(Instructions to follow) Repeat each record below exactly, dropping the pictures.
## start Dataset records
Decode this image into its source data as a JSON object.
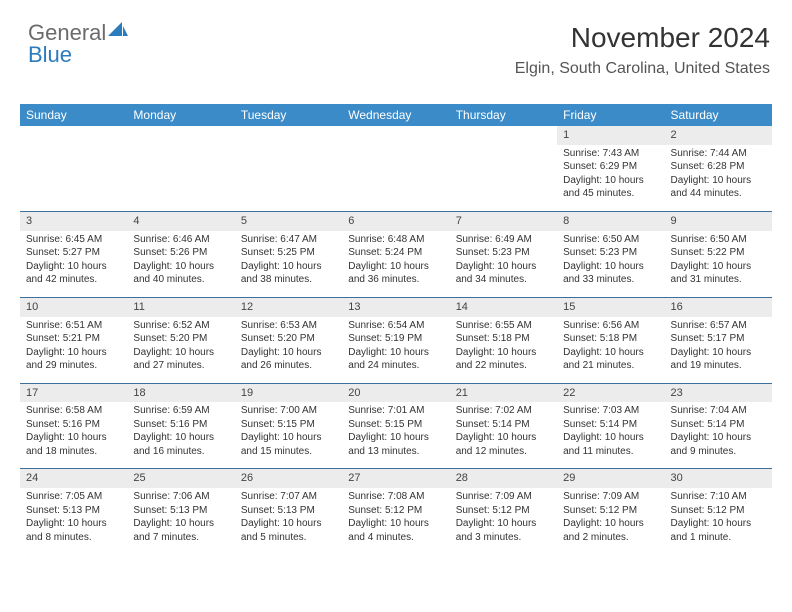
{
  "brand": {
    "part1": "General",
    "part2": "Blue"
  },
  "header": {
    "title": "November 2024",
    "subtitle": "Elgin, South Carolina, United States"
  },
  "colors": {
    "header_bar": "#3b8bc8",
    "week_divider": "#3b6f9e",
    "date_strip": "#ececec",
    "brand_gray": "#6b6b6b",
    "brand_blue": "#2b7bbf"
  },
  "day_names": [
    "Sunday",
    "Monday",
    "Tuesday",
    "Wednesday",
    "Thursday",
    "Friday",
    "Saturday"
  ],
  "weeks": [
    [
      {
        "empty": true
      },
      {
        "empty": true
      },
      {
        "empty": true
      },
      {
        "empty": true
      },
      {
        "empty": true
      },
      {
        "num": "1",
        "sunrise": "Sunrise: 7:43 AM",
        "sunset": "Sunset: 6:29 PM",
        "daylight": "Daylight: 10 hours and 45 minutes."
      },
      {
        "num": "2",
        "sunrise": "Sunrise: 7:44 AM",
        "sunset": "Sunset: 6:28 PM",
        "daylight": "Daylight: 10 hours and 44 minutes."
      }
    ],
    [
      {
        "num": "3",
        "sunrise": "Sunrise: 6:45 AM",
        "sunset": "Sunset: 5:27 PM",
        "daylight": "Daylight: 10 hours and 42 minutes."
      },
      {
        "num": "4",
        "sunrise": "Sunrise: 6:46 AM",
        "sunset": "Sunset: 5:26 PM",
        "daylight": "Daylight: 10 hours and 40 minutes."
      },
      {
        "num": "5",
        "sunrise": "Sunrise: 6:47 AM",
        "sunset": "Sunset: 5:25 PM",
        "daylight": "Daylight: 10 hours and 38 minutes."
      },
      {
        "num": "6",
        "sunrise": "Sunrise: 6:48 AM",
        "sunset": "Sunset: 5:24 PM",
        "daylight": "Daylight: 10 hours and 36 minutes."
      },
      {
        "num": "7",
        "sunrise": "Sunrise: 6:49 AM",
        "sunset": "Sunset: 5:23 PM",
        "daylight": "Daylight: 10 hours and 34 minutes."
      },
      {
        "num": "8",
        "sunrise": "Sunrise: 6:50 AM",
        "sunset": "Sunset: 5:23 PM",
        "daylight": "Daylight: 10 hours and 33 minutes."
      },
      {
        "num": "9",
        "sunrise": "Sunrise: 6:50 AM",
        "sunset": "Sunset: 5:22 PM",
        "daylight": "Daylight: 10 hours and 31 minutes."
      }
    ],
    [
      {
        "num": "10",
        "sunrise": "Sunrise: 6:51 AM",
        "sunset": "Sunset: 5:21 PM",
        "daylight": "Daylight: 10 hours and 29 minutes."
      },
      {
        "num": "11",
        "sunrise": "Sunrise: 6:52 AM",
        "sunset": "Sunset: 5:20 PM",
        "daylight": "Daylight: 10 hours and 27 minutes."
      },
      {
        "num": "12",
        "sunrise": "Sunrise: 6:53 AM",
        "sunset": "Sunset: 5:20 PM",
        "daylight": "Daylight: 10 hours and 26 minutes."
      },
      {
        "num": "13",
        "sunrise": "Sunrise: 6:54 AM",
        "sunset": "Sunset: 5:19 PM",
        "daylight": "Daylight: 10 hours and 24 minutes."
      },
      {
        "num": "14",
        "sunrise": "Sunrise: 6:55 AM",
        "sunset": "Sunset: 5:18 PM",
        "daylight": "Daylight: 10 hours and 22 minutes."
      },
      {
        "num": "15",
        "sunrise": "Sunrise: 6:56 AM",
        "sunset": "Sunset: 5:18 PM",
        "daylight": "Daylight: 10 hours and 21 minutes."
      },
      {
        "num": "16",
        "sunrise": "Sunrise: 6:57 AM",
        "sunset": "Sunset: 5:17 PM",
        "daylight": "Daylight: 10 hours and 19 minutes."
      }
    ],
    [
      {
        "num": "17",
        "sunrise": "Sunrise: 6:58 AM",
        "sunset": "Sunset: 5:16 PM",
        "daylight": "Daylight: 10 hours and 18 minutes."
      },
      {
        "num": "18",
        "sunrise": "Sunrise: 6:59 AM",
        "sunset": "Sunset: 5:16 PM",
        "daylight": "Daylight: 10 hours and 16 minutes."
      },
      {
        "num": "19",
        "sunrise": "Sunrise: 7:00 AM",
        "sunset": "Sunset: 5:15 PM",
        "daylight": "Daylight: 10 hours and 15 minutes."
      },
      {
        "num": "20",
        "sunrise": "Sunrise: 7:01 AM",
        "sunset": "Sunset: 5:15 PM",
        "daylight": "Daylight: 10 hours and 13 minutes."
      },
      {
        "num": "21",
        "sunrise": "Sunrise: 7:02 AM",
        "sunset": "Sunset: 5:14 PM",
        "daylight": "Daylight: 10 hours and 12 minutes."
      },
      {
        "num": "22",
        "sunrise": "Sunrise: 7:03 AM",
        "sunset": "Sunset: 5:14 PM",
        "daylight": "Daylight: 10 hours and 11 minutes."
      },
      {
        "num": "23",
        "sunrise": "Sunrise: 7:04 AM",
        "sunset": "Sunset: 5:14 PM",
        "daylight": "Daylight: 10 hours and 9 minutes."
      }
    ],
    [
      {
        "num": "24",
        "sunrise": "Sunrise: 7:05 AM",
        "sunset": "Sunset: 5:13 PM",
        "daylight": "Daylight: 10 hours and 8 minutes."
      },
      {
        "num": "25",
        "sunrise": "Sunrise: 7:06 AM",
        "sunset": "Sunset: 5:13 PM",
        "daylight": "Daylight: 10 hours and 7 minutes."
      },
      {
        "num": "26",
        "sunrise": "Sunrise: 7:07 AM",
        "sunset": "Sunset: 5:13 PM",
        "daylight": "Daylight: 10 hours and 5 minutes."
      },
      {
        "num": "27",
        "sunrise": "Sunrise: 7:08 AM",
        "sunset": "Sunset: 5:12 PM",
        "daylight": "Daylight: 10 hours and 4 minutes."
      },
      {
        "num": "28",
        "sunrise": "Sunrise: 7:09 AM",
        "sunset": "Sunset: 5:12 PM",
        "daylight": "Daylight: 10 hours and 3 minutes."
      },
      {
        "num": "29",
        "sunrise": "Sunrise: 7:09 AM",
        "sunset": "Sunset: 5:12 PM",
        "daylight": "Daylight: 10 hours and 2 minutes."
      },
      {
        "num": "30",
        "sunrise": "Sunrise: 7:10 AM",
        "sunset": "Sunset: 5:12 PM",
        "daylight": "Daylight: 10 hours and 1 minute."
      }
    ]
  ]
}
## end Dataset records
(Solved problem)
Decode this image into its source data as a JSON object.
{
  "brand": {
    "part1": "General",
    "part2": "Blue"
  },
  "header": {
    "title": "November 2024",
    "subtitle": "Elgin, South Carolina, United States"
  },
  "colors": {
    "header_bar": "#3b8bc8",
    "week_divider": "#3b6f9e",
    "date_strip": "#ececec",
    "brand_gray": "#6b6b6b",
    "brand_blue": "#2b7bbf"
  },
  "day_names": [
    "Sunday",
    "Monday",
    "Tuesday",
    "Wednesday",
    "Thursday",
    "Friday",
    "Saturday"
  ],
  "weeks": [
    [
      {
        "empty": true
      },
      {
        "empty": true
      },
      {
        "empty": true
      },
      {
        "empty": true
      },
      {
        "empty": true
      },
      {
        "num": "1",
        "sunrise": "Sunrise: 7:43 AM",
        "sunset": "Sunset: 6:29 PM",
        "daylight": "Daylight: 10 hours and 45 minutes."
      },
      {
        "num": "2",
        "sunrise": "Sunrise: 7:44 AM",
        "sunset": "Sunset: 6:28 PM",
        "daylight": "Daylight: 10 hours and 44 minutes."
      }
    ],
    [
      {
        "num": "3",
        "sunrise": "Sunrise: 6:45 AM",
        "sunset": "Sunset: 5:27 PM",
        "daylight": "Daylight: 10 hours and 42 minutes."
      },
      {
        "num": "4",
        "sunrise": "Sunrise: 6:46 AM",
        "sunset": "Sunset: 5:26 PM",
        "daylight": "Daylight: 10 hours and 40 minutes."
      },
      {
        "num": "5",
        "sunrise": "Sunrise: 6:47 AM",
        "sunset": "Sunset: 5:25 PM",
        "daylight": "Daylight: 10 hours and 38 minutes."
      },
      {
        "num": "6",
        "sunrise": "Sunrise: 6:48 AM",
        "sunset": "Sunset: 5:24 PM",
        "daylight": "Daylight: 10 hours and 36 minutes."
      },
      {
        "num": "7",
        "sunrise": "Sunrise: 6:49 AM",
        "sunset": "Sunset: 5:23 PM",
        "daylight": "Daylight: 10 hours and 34 minutes."
      },
      {
        "num": "8",
        "sunrise": "Sunrise: 6:50 AM",
        "sunset": "Sunset: 5:23 PM",
        "daylight": "Daylight: 10 hours and 33 minutes."
      },
      {
        "num": "9",
        "sunrise": "Sunrise: 6:50 AM",
        "sunset": "Sunset: 5:22 PM",
        "daylight": "Daylight: 10 hours and 31 minutes."
      }
    ],
    [
      {
        "num": "10",
        "sunrise": "Sunrise: 6:51 AM",
        "sunset": "Sunset: 5:21 PM",
        "daylight": "Daylight: 10 hours and 29 minutes."
      },
      {
        "num": "11",
        "sunrise": "Sunrise: 6:52 AM",
        "sunset": "Sunset: 5:20 PM",
        "daylight": "Daylight: 10 hours and 27 minutes."
      },
      {
        "num": "12",
        "sunrise": "Sunrise: 6:53 AM",
        "sunset": "Sunset: 5:20 PM",
        "daylight": "Daylight: 10 hours and 26 minutes."
      },
      {
        "num": "13",
        "sunrise": "Sunrise: 6:54 AM",
        "sunset": "Sunset: 5:19 PM",
        "daylight": "Daylight: 10 hours and 24 minutes."
      },
      {
        "num": "14",
        "sunrise": "Sunrise: 6:55 AM",
        "sunset": "Sunset: 5:18 PM",
        "daylight": "Daylight: 10 hours and 22 minutes."
      },
      {
        "num": "15",
        "sunrise": "Sunrise: 6:56 AM",
        "sunset": "Sunset: 5:18 PM",
        "daylight": "Daylight: 10 hours and 21 minutes."
      },
      {
        "num": "16",
        "sunrise": "Sunrise: 6:57 AM",
        "sunset": "Sunset: 5:17 PM",
        "daylight": "Daylight: 10 hours and 19 minutes."
      }
    ],
    [
      {
        "num": "17",
        "sunrise": "Sunrise: 6:58 AM",
        "sunset": "Sunset: 5:16 PM",
        "daylight": "Daylight: 10 hours and 18 minutes."
      },
      {
        "num": "18",
        "sunrise": "Sunrise: 6:59 AM",
        "sunset": "Sunset: 5:16 PM",
        "daylight": "Daylight: 10 hours and 16 minutes."
      },
      {
        "num": "19",
        "sunrise": "Sunrise: 7:00 AM",
        "sunset": "Sunset: 5:15 PM",
        "daylight": "Daylight: 10 hours and 15 minutes."
      },
      {
        "num": "20",
        "sunrise": "Sunrise: 7:01 AM",
        "sunset": "Sunset: 5:15 PM",
        "daylight": "Daylight: 10 hours and 13 minutes."
      },
      {
        "num": "21",
        "sunrise": "Sunrise: 7:02 AM",
        "sunset": "Sunset: 5:14 PM",
        "daylight": "Daylight: 10 hours and 12 minutes."
      },
      {
        "num": "22",
        "sunrise": "Sunrise: 7:03 AM",
        "sunset": "Sunset: 5:14 PM",
        "daylight": "Daylight: 10 hours and 11 minutes."
      },
      {
        "num": "23",
        "sunrise": "Sunrise: 7:04 AM",
        "sunset": "Sunset: 5:14 PM",
        "daylight": "Daylight: 10 hours and 9 minutes."
      }
    ],
    [
      {
        "num": "24",
        "sunrise": "Sunrise: 7:05 AM",
        "sunset": "Sunset: 5:13 PM",
        "daylight": "Daylight: 10 hours and 8 minutes."
      },
      {
        "num": "25",
        "sunrise": "Sunrise: 7:06 AM",
        "sunset": "Sunset: 5:13 PM",
        "daylight": "Daylight: 10 hours and 7 minutes."
      },
      {
        "num": "26",
        "sunrise": "Sunrise: 7:07 AM",
        "sunset": "Sunset: 5:13 PM",
        "daylight": "Daylight: 10 hours and 5 minutes."
      },
      {
        "num": "27",
        "sunrise": "Sunrise: 7:08 AM",
        "sunset": "Sunset: 5:12 PM",
        "daylight": "Daylight: 10 hours and 4 minutes."
      },
      {
        "num": "28",
        "sunrise": "Sunrise: 7:09 AM",
        "sunset": "Sunset: 5:12 PM",
        "daylight": "Daylight: 10 hours and 3 minutes."
      },
      {
        "num": "29",
        "sunrise": "Sunrise: 7:09 AM",
        "sunset": "Sunset: 5:12 PM",
        "daylight": "Daylight: 10 hours and 2 minutes."
      },
      {
        "num": "30",
        "sunrise": "Sunrise: 7:10 AM",
        "sunset": "Sunset: 5:12 PM",
        "daylight": "Daylight: 10 hours and 1 minute."
      }
    ]
  ]
}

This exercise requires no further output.